:: Objective ::
Copy each line where the word "organisation" occurs.

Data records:
□ □ □ □ □
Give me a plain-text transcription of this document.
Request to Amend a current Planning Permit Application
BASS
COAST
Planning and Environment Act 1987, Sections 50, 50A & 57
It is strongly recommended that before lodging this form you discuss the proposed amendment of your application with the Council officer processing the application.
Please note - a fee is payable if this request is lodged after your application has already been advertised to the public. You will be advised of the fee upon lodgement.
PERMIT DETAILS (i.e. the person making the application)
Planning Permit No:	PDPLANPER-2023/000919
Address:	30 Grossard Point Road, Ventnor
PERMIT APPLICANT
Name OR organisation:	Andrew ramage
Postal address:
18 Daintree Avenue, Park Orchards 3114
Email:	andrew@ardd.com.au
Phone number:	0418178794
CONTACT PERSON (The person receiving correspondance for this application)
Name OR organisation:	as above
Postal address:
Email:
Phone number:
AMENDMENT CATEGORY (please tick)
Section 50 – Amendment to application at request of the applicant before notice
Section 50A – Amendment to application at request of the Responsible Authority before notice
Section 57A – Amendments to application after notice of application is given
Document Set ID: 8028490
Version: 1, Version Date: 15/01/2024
□ □ □ □ □
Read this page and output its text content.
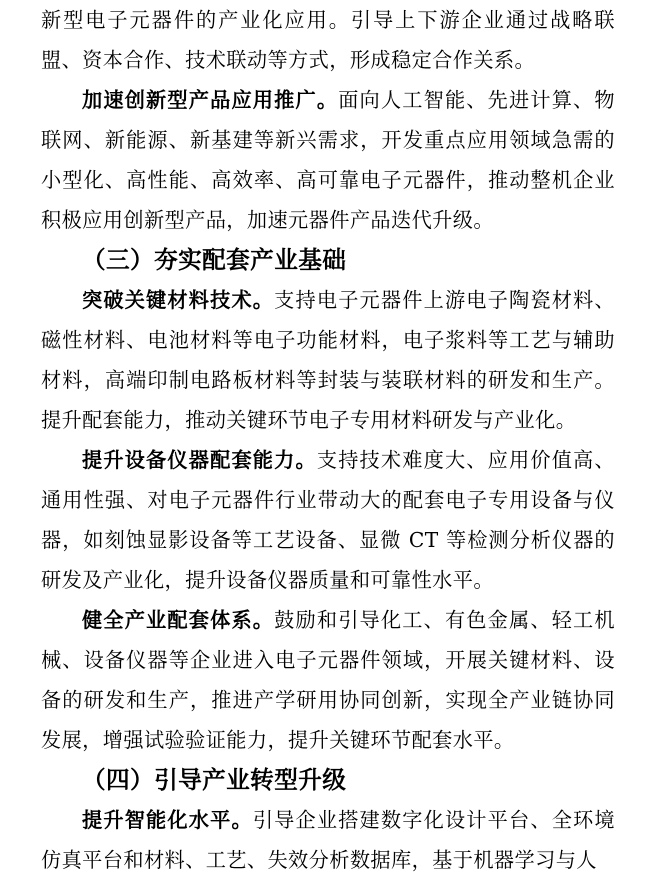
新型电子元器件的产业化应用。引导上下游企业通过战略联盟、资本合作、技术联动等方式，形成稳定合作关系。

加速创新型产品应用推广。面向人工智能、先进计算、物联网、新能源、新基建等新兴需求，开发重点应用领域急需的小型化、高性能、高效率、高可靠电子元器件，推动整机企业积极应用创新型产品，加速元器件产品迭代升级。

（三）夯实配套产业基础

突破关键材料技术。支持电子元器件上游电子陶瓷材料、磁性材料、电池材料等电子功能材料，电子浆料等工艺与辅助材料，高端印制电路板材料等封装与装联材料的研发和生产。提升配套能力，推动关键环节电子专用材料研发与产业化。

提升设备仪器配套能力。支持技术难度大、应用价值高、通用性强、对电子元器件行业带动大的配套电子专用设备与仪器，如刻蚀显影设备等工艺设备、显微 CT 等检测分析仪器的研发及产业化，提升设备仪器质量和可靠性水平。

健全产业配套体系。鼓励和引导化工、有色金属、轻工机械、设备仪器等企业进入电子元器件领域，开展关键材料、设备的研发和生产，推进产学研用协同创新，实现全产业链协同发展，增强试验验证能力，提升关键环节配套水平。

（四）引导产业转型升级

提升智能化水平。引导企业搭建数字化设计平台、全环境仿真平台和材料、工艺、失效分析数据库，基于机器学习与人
□ □ □ □ □
:: Exercise result ::
Name OR organisation:	Andrew ramage
Name OR organisation:	as above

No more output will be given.